Pictures do not belong in the copy, so please give every entry below again exactly.

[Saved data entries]

________________________

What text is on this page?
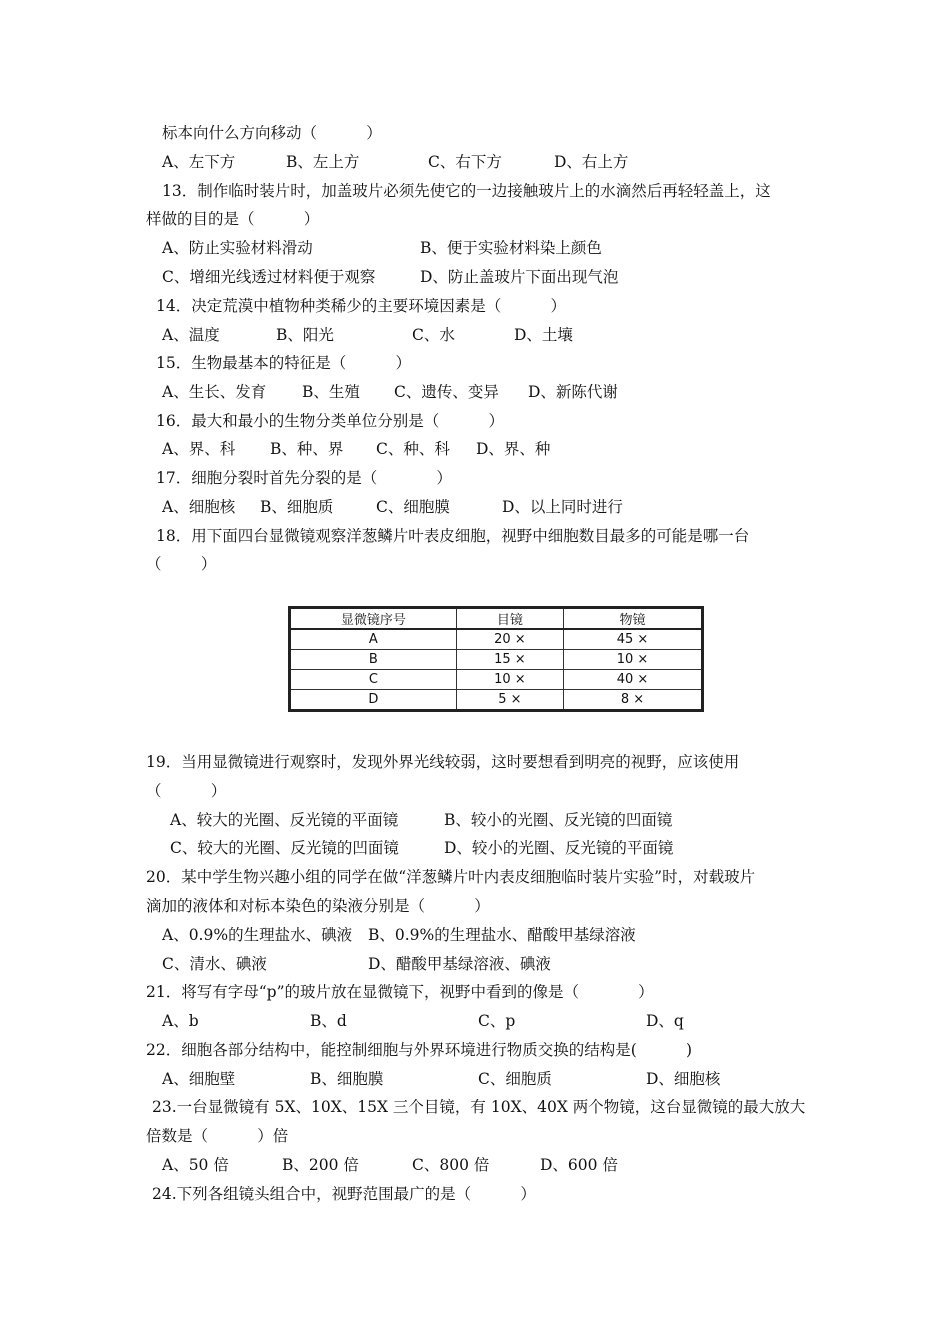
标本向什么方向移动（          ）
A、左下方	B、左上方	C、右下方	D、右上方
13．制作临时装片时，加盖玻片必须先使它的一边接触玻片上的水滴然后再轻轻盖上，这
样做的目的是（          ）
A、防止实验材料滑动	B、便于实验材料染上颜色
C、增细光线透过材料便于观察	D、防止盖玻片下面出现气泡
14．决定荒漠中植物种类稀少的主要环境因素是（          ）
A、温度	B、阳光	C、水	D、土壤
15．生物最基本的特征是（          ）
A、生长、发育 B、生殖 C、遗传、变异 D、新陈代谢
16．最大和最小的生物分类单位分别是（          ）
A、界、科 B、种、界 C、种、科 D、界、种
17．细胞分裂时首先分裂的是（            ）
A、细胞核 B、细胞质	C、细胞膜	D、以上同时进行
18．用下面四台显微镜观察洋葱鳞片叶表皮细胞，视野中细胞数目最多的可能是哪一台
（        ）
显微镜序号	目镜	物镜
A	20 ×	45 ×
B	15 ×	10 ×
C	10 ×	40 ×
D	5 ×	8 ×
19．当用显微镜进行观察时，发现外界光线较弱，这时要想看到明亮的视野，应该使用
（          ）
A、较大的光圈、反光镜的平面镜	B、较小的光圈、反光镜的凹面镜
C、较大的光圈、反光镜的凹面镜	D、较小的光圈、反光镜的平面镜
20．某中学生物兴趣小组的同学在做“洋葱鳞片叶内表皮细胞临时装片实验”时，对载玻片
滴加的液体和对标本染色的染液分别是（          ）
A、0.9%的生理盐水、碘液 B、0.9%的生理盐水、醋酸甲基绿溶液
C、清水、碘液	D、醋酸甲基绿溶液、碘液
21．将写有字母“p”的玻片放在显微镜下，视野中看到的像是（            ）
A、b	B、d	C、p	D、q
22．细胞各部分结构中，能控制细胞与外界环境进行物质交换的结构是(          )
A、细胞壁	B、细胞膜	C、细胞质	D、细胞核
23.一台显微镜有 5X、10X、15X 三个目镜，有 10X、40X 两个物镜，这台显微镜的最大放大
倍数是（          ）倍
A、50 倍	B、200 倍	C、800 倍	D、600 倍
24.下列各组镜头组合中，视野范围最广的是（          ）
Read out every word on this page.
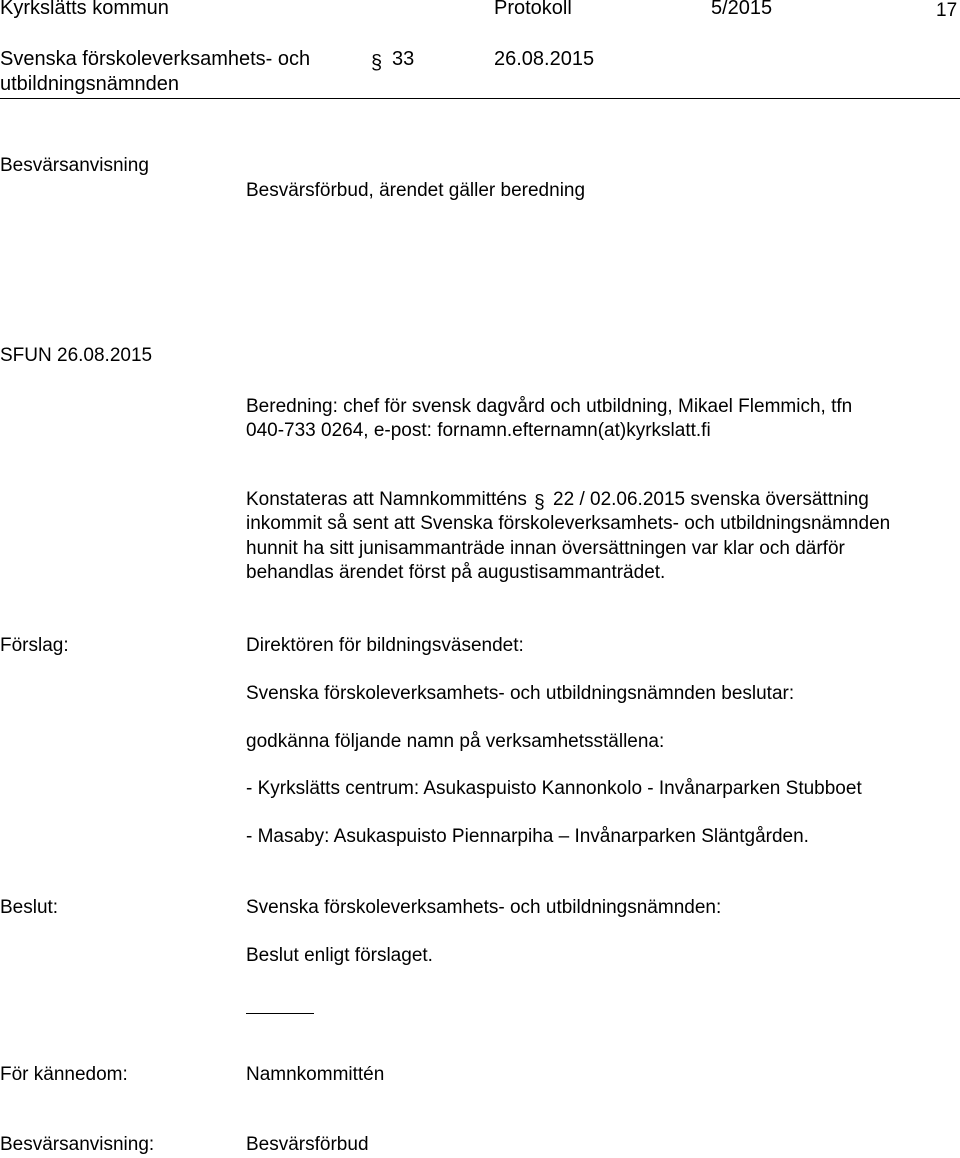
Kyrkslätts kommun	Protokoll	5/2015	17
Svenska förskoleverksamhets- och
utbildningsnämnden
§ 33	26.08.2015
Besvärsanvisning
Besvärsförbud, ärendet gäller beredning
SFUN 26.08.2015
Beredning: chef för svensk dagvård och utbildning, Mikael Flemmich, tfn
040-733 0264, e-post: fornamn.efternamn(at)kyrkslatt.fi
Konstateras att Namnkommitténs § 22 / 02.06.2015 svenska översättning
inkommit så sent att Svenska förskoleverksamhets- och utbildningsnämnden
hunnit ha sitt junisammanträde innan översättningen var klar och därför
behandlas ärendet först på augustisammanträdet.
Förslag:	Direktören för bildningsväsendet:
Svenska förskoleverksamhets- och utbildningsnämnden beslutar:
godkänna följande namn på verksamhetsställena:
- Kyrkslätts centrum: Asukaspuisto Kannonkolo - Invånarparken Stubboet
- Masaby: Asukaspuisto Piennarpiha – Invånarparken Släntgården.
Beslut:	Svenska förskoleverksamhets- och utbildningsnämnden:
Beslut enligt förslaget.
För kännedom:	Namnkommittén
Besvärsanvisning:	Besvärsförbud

________________________

## [Expected answer]
What text is on this page?
标本向什么方向移动（          ）
A、左下方	B、左上方	C、右下方	D、右上方
13．制作临时装片时，加盖玻片必须先使它的一边接触玻片上的水滴然后再轻轻盖上，这
样做的目的是（          ）
A、防止实验材料滑动	B、便于实验材料染上颜色
C、增细光线透过材料便于观察	D、防止盖玻片下面出现气泡
14．决定荒漠中植物种类稀少的主要环境因素是（          ）
A、温度	B、阳光	C、水	D、土壤
15．生物最基本的特征是（          ）
A、生长、发育 B、生殖 C、遗传、变异 D、新陈代谢
16．最大和最小的生物分类单位分别是（          ）
A、界、科 B、种、界 C、种、科 D、界、种
17．细胞分裂时首先分裂的是（            ）
A、细胞核 B、细胞质	C、细胞膜	D、以上同时进行
18．用下面四台显微镜观察洋葱鳞片叶表皮细胞，视野中细胞数目最多的可能是哪一台
（        ）
显微镜序号	目镜	物镜
A	20 ×	45 ×
B	15 ×	10 ×
C	10 ×	40 ×
D	5 ×	8 ×
19．当用显微镜进行观察时，发现外界光线较弱，这时要想看到明亮的视野，应该使用
（          ）
A、较大的光圈、反光镜的平面镜	B、较小的光圈、反光镜的凹面镜
C、较大的光圈、反光镜的凹面镜	D、较小的光圈、反光镜的平面镜
20．某中学生物兴趣小组的同学在做“洋葱鳞片叶内表皮细胞临时装片实验”时，对载玻片
滴加的液体和对标本染色的染液分别是（          ）
A、0.9%的生理盐水、碘液 B、0.9%的生理盐水、醋酸甲基绿溶液
C、清水、碘液	D、醋酸甲基绿溶液、碘液
21．将写有字母“p”的玻片放在显微镜下，视野中看到的像是（            ）
A、b	B、d	C、p	D、q
22．细胞各部分结构中，能控制细胞与外界环境进行物质交换的结构是(          )
A、细胞壁	B、细胞膜	C、细胞质	D、细胞核
23.一台显微镜有 5X、10X、15X 三个目镜，有 10X、40X 两个物镜，这台显微镜的最大放大
倍数是（          ）倍
A、50 倍	B、200 倍	C、800 倍	D、600 倍
24.下列各组镜头组合中，视野范围最广的是（          ）
Read out every word on this page.
Kyrkslätts kommun	Protokoll	5/2015	17
Svenska förskoleverksamhets- och
utbildningsnämnden
§ 33	26.08.2015
Besvärsanvisning
Besvärsförbud, ärendet gäller beredning
SFUN 26.08.2015
Beredning: chef för svensk dagvård och utbildning, Mikael Flemmich, tfn
040-733 0264, e-post: fornamn.efternamn(at)kyrkslatt.fi
Konstateras att Namnkommitténs § 22 / 02.06.2015 svenska översättning
inkommit så sent att Svenska förskoleverksamhets- och utbildningsnämnden
hunnit ha sitt junisammanträde innan översättningen var klar och därför
behandlas ärendet först på augustisammanträdet.
Förslag:	Direktören för bildningsväsendet:
Svenska förskoleverksamhets- och utbildningsnämnden beslutar:
godkänna följande namn på verksamhetsställena:
- Kyrkslätts centrum: Asukaspuisto Kannonkolo - Invånarparken Stubboet
- Masaby: Asukaspuisto Piennarpiha – Invånarparken Släntgården.
Beslut:	Svenska förskoleverksamhets- och utbildningsnämnden:
Beslut enligt förslaget.
För kännedom:	Namnkommittén
Besvärsanvisning:	Besvärsförbud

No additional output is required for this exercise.